[Listed records]
* * * * * * * * *
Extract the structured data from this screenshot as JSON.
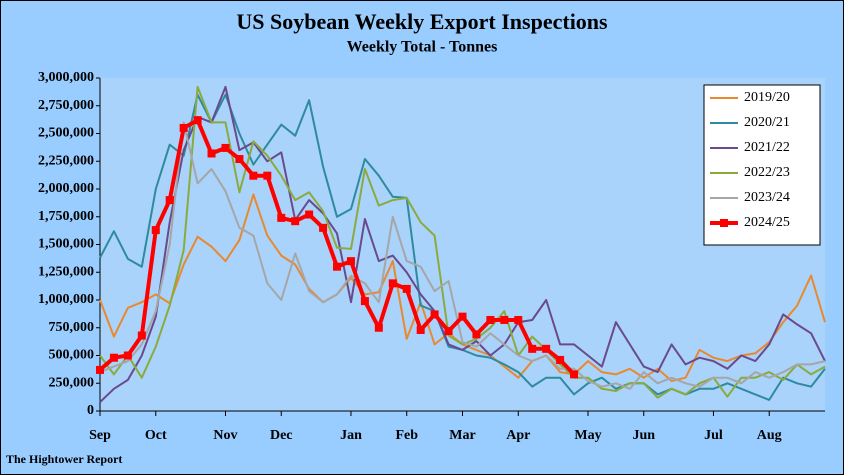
{
  "chart_data": {
    "type": "line",
    "title": "US Soybean Weekly Export Inspections",
    "subtitle": "Weekly Total - Tonnes",
    "footer": "The Hightower Report",
    "categories": [
      "Sep",
      null,
      null,
      null,
      "Oct",
      null,
      null,
      null,
      null,
      "Nov",
      null,
      null,
      null,
      "Dec",
      null,
      null,
      null,
      null,
      "Jan",
      null,
      null,
      null,
      "Feb",
      null,
      null,
      null,
      "Mar",
      null,
      null,
      null,
      "Apr",
      null,
      null,
      null,
      null,
      "May",
      null,
      null,
      null,
      "Jun",
      null,
      null,
      null,
      null,
      "Jul",
      null,
      null,
      null,
      "Aug",
      null,
      null,
      null,
      null
    ],
    "ylim": [
      0,
      3000000
    ],
    "yticks": [
      0,
      {
        "value": 250000,
        "label": "250,000"
      },
      {
        "value": 500000,
        "label": "500,000"
      },
      {
        "value": 750000,
        "label": "750,000"
      },
      {
        "value": 1000000,
        "label": "1,000,000"
      },
      {
        "value": 1250000,
        "label": "1,250,000"
      },
      {
        "value": 1500000,
        "label": "1,500,000"
      },
      {
        "value": 1750000,
        "label": "1,750,000"
      },
      {
        "value": 2000000,
        "label": "2,000,000"
      },
      {
        "value": 2250000,
        "label": "2,250,000"
      },
      {
        "value": 2500000,
        "label": "2,500,000"
      },
      {
        "value": 2750000,
        "label": "2,750,000"
      },
      {
        "value": 3000000,
        "label": "3,000,000"
      }
    ],
    "grid": false,
    "legend": "upper right",
    "series": [
      {
        "name": "2019/20",
        "color": "#e8892f",
        "values": [
          1000000,
          670000,
          930000,
          980000,
          1050000,
          970000,
          1320000,
          1570000,
          1480000,
          1350000,
          1540000,
          1950000,
          1580000,
          1400000,
          1320000,
          1100000,
          980000,
          1050000,
          1200000,
          1050000,
          1070000,
          1350000,
          650000,
          980000,
          600000,
          700000,
          600000,
          550000,
          500000,
          400000,
          300000,
          450000,
          500000,
          350000,
          330000,
          450000,
          350000,
          330000,
          380000,
          300000,
          380000,
          270000,
          300000,
          550000,
          480000,
          450000,
          500000,
          520000,
          620000,
          800000,
          950000,
          1220000,
          800000
        ]
      },
      {
        "name": "2020/21",
        "color": "#2e8a9e",
        "values": [
          1380000,
          1620000,
          1370000,
          1300000,
          2000000,
          2400000,
          2300000,
          2850000,
          2600000,
          2850000,
          2500000,
          2220000,
          2400000,
          2580000,
          2480000,
          2800000,
          2200000,
          1750000,
          1820000,
          2270000,
          2120000,
          1930000,
          1920000,
          950000,
          900000,
          580000,
          550000,
          500000,
          480000,
          420000,
          350000,
          220000,
          300000,
          300000,
          150000,
          250000,
          300000,
          200000,
          250000,
          250000,
          150000,
          200000,
          150000,
          200000,
          200000,
          250000,
          200000,
          150000,
          100000,
          300000,
          250000,
          220000,
          380000
        ]
      },
      {
        "name": "2021/22",
        "color": "#6a4a8c",
        "values": [
          80000,
          200000,
          280000,
          500000,
          850000,
          1700000,
          2350000,
          2650000,
          2600000,
          2920000,
          2350000,
          2420000,
          2250000,
          2330000,
          1720000,
          1900000,
          1780000,
          1600000,
          980000,
          1730000,
          1350000,
          1400000,
          1250000,
          1050000,
          900000,
          600000,
          550000,
          630000,
          500000,
          600000,
          800000,
          820000,
          1000000,
          600000,
          600000,
          500000,
          400000,
          800000,
          600000,
          400000,
          350000,
          600000,
          420000,
          480000,
          450000,
          380000,
          500000,
          450000,
          600000,
          870000,
          780000,
          700000,
          450000
        ]
      },
      {
        "name": "2022/23",
        "color": "#8aab3c",
        "values": [
          500000,
          330000,
          500000,
          300000,
          580000,
          950000,
          1450000,
          2920000,
          2600000,
          2600000,
          1970000,
          2430000,
          2300000,
          2120000,
          1900000,
          1970000,
          1800000,
          1470000,
          1460000,
          2180000,
          1850000,
          1900000,
          1920000,
          1700000,
          1580000,
          680000,
          600000,
          650000,
          750000,
          900000,
          500000,
          670000,
          550000,
          420000,
          300000,
          300000,
          200000,
          180000,
          250000,
          250000,
          120000,
          200000,
          150000,
          250000,
          300000,
          130000,
          300000,
          300000,
          350000,
          280000,
          420000,
          330000,
          400000
        ]
      },
      {
        "name": "2023/24",
        "color": "#a6a6a6",
        "values": [
          350000,
          400000,
          450000,
          600000,
          900000,
          1500000,
          2600000,
          2050000,
          2180000,
          1980000,
          1650000,
          1580000,
          1150000,
          1000000,
          1420000,
          1080000,
          980000,
          1050000,
          1220000,
          1150000,
          980000,
          1750000,
          1350000,
          1300000,
          1080000,
          1170000,
          620000,
          580000,
          700000,
          600000,
          500000,
          450000,
          500000,
          380000,
          380000,
          270000,
          220000,
          250000,
          200000,
          350000,
          250000,
          300000,
          250000,
          220000,
          300000,
          300000,
          250000,
          350000,
          300000,
          350000,
          420000,
          420000,
          450000
        ]
      },
      {
        "name": "2024/25",
        "color": "#ff0000",
        "marker": "square",
        "values": [
          370000,
          480000,
          500000,
          680000,
          1630000,
          1900000,
          2550000,
          2620000,
          2320000,
          2370000,
          2270000,
          2120000,
          2120000,
          1740000,
          1710000,
          1770000,
          1650000,
          1300000,
          1350000,
          990000,
          750000,
          1150000,
          1100000,
          730000,
          870000,
          720000,
          850000,
          690000,
          820000,
          820000,
          820000,
          560000,
          560000,
          460000,
          330000,
          null,
          null,
          null,
          null,
          null,
          null,
          null,
          null,
          null,
          null,
          null,
          null,
          null,
          null,
          null,
          null,
          null,
          null
        ]
      }
    ]
  }
}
* * * * * * * * *
[What needs to be done] Restate the whole listing above exactly, please, omitting every image.

[Solution]
Extract the structured data from this screenshot as JSON.
{
  "chart_data": {
    "type": "line",
    "title": "US Soybean Weekly Export Inspections",
    "subtitle": "Weekly Total - Tonnes",
    "footer": "The Hightower Report",
    "categories": [
      "Sep",
      null,
      null,
      null,
      "Oct",
      null,
      null,
      null,
      null,
      "Nov",
      null,
      null,
      null,
      "Dec",
      null,
      null,
      null,
      null,
      "Jan",
      null,
      null,
      null,
      "Feb",
      null,
      null,
      null,
      "Mar",
      null,
      null,
      null,
      "Apr",
      null,
      null,
      null,
      null,
      "May",
      null,
      null,
      null,
      "Jun",
      null,
      null,
      null,
      null,
      "Jul",
      null,
      null,
      null,
      "Aug",
      null,
      null,
      null,
      null
    ],
    "ylim": [
      0,
      3000000
    ],
    "yticks": [
      0,
      {
        "value": 250000,
        "label": "250,000"
      },
      {
        "value": 500000,
        "label": "500,000"
      },
      {
        "value": 750000,
        "label": "750,000"
      },
      {
        "value": 1000000,
        "label": "1,000,000"
      },
      {
        "value": 1250000,
        "label": "1,250,000"
      },
      {
        "value": 1500000,
        "label": "1,500,000"
      },
      {
        "value": 1750000,
        "label": "1,750,000"
      },
      {
        "value": 2000000,
        "label": "2,000,000"
      },
      {
        "value": 2250000,
        "label": "2,250,000"
      },
      {
        "value": 2500000,
        "label": "2,500,000"
      },
      {
        "value": 2750000,
        "label": "2,750,000"
      },
      {
        "value": 3000000,
        "label": "3,000,000"
      }
    ],
    "grid": false,
    "legend": "upper right",
    "series": [
      {
        "name": "2019/20",
        "color": "#e8892f",
        "values": [
          1000000,
          670000,
          930000,
          980000,
          1050000,
          970000,
          1320000,
          1570000,
          1480000,
          1350000,
          1540000,
          1950000,
          1580000,
          1400000,
          1320000,
          1100000,
          980000,
          1050000,
          1200000,
          1050000,
          1070000,
          1350000,
          650000,
          980000,
          600000,
          700000,
          600000,
          550000,
          500000,
          400000,
          300000,
          450000,
          500000,
          350000,
          330000,
          450000,
          350000,
          330000,
          380000,
          300000,
          380000,
          270000,
          300000,
          550000,
          480000,
          450000,
          500000,
          520000,
          620000,
          800000,
          950000,
          1220000,
          800000
        ]
      },
      {
        "name": "2020/21",
        "color": "#2e8a9e",
        "values": [
          1380000,
          1620000,
          1370000,
          1300000,
          2000000,
          2400000,
          2300000,
          2850000,
          2600000,
          2850000,
          2500000,
          2220000,
          2400000,
          2580000,
          2480000,
          2800000,
          2200000,
          1750000,
          1820000,
          2270000,
          2120000,
          1930000,
          1920000,
          950000,
          900000,
          580000,
          550000,
          500000,
          480000,
          420000,
          350000,
          220000,
          300000,
          300000,
          150000,
          250000,
          300000,
          200000,
          250000,
          250000,
          150000,
          200000,
          150000,
          200000,
          200000,
          250000,
          200000,
          150000,
          100000,
          300000,
          250000,
          220000,
          380000
        ]
      },
      {
        "name": "2021/22",
        "color": "#6a4a8c",
        "values": [
          80000,
          200000,
          280000,
          500000,
          850000,
          1700000,
          2350000,
          2650000,
          2600000,
          2920000,
          2350000,
          2420000,
          2250000,
          2330000,
          1720000,
          1900000,
          1780000,
          1600000,
          980000,
          1730000,
          1350000,
          1400000,
          1250000,
          1050000,
          900000,
          600000,
          550000,
          630000,
          500000,
          600000,
          800000,
          820000,
          1000000,
          600000,
          600000,
          500000,
          400000,
          800000,
          600000,
          400000,
          350000,
          600000,
          420000,
          480000,
          450000,
          380000,
          500000,
          450000,
          600000,
          870000,
          780000,
          700000,
          450000
        ]
      },
      {
        "name": "2022/23",
        "color": "#8aab3c",
        "values": [
          500000,
          330000,
          500000,
          300000,
          580000,
          950000,
          1450000,
          2920000,
          2600000,
          2600000,
          1970000,
          2430000,
          2300000,
          2120000,
          1900000,
          1970000,
          1800000,
          1470000,
          1460000,
          2180000,
          1850000,
          1900000,
          1920000,
          1700000,
          1580000,
          680000,
          600000,
          650000,
          750000,
          900000,
          500000,
          670000,
          550000,
          420000,
          300000,
          300000,
          200000,
          180000,
          250000,
          250000,
          120000,
          200000,
          150000,
          250000,
          300000,
          130000,
          300000,
          300000,
          350000,
          280000,
          420000,
          330000,
          400000
        ]
      },
      {
        "name": "2023/24",
        "color": "#a6a6a6",
        "values": [
          350000,
          400000,
          450000,
          600000,
          900000,
          1500000,
          2600000,
          2050000,
          2180000,
          1980000,
          1650000,
          1580000,
          1150000,
          1000000,
          1420000,
          1080000,
          980000,
          1050000,
          1220000,
          1150000,
          980000,
          1750000,
          1350000,
          1300000,
          1080000,
          1170000,
          620000,
          580000,
          700000,
          600000,
          500000,
          450000,
          500000,
          380000,
          380000,
          270000,
          220000,
          250000,
          200000,
          350000,
          250000,
          300000,
          250000,
          220000,
          300000,
          300000,
          250000,
          350000,
          300000,
          350000,
          420000,
          420000,
          450000
        ]
      },
      {
        "name": "2024/25",
        "color": "#ff0000",
        "marker": "square",
        "values": [
          370000,
          480000,
          500000,
          680000,
          1630000,
          1900000,
          2550000,
          2620000,
          2320000,
          2370000,
          2270000,
          2120000,
          2120000,
          1740000,
          1710000,
          1770000,
          1650000,
          1300000,
          1350000,
          990000,
          750000,
          1150000,
          1100000,
          730000,
          870000,
          720000,
          850000,
          690000,
          820000,
          820000,
          820000,
          560000,
          560000,
          460000,
          330000,
          null,
          null,
          null,
          null,
          null,
          null,
          null,
          null,
          null,
          null,
          null,
          null,
          null,
          null,
          null,
          null,
          null,
          null
        ]
      }
    ]
  }
}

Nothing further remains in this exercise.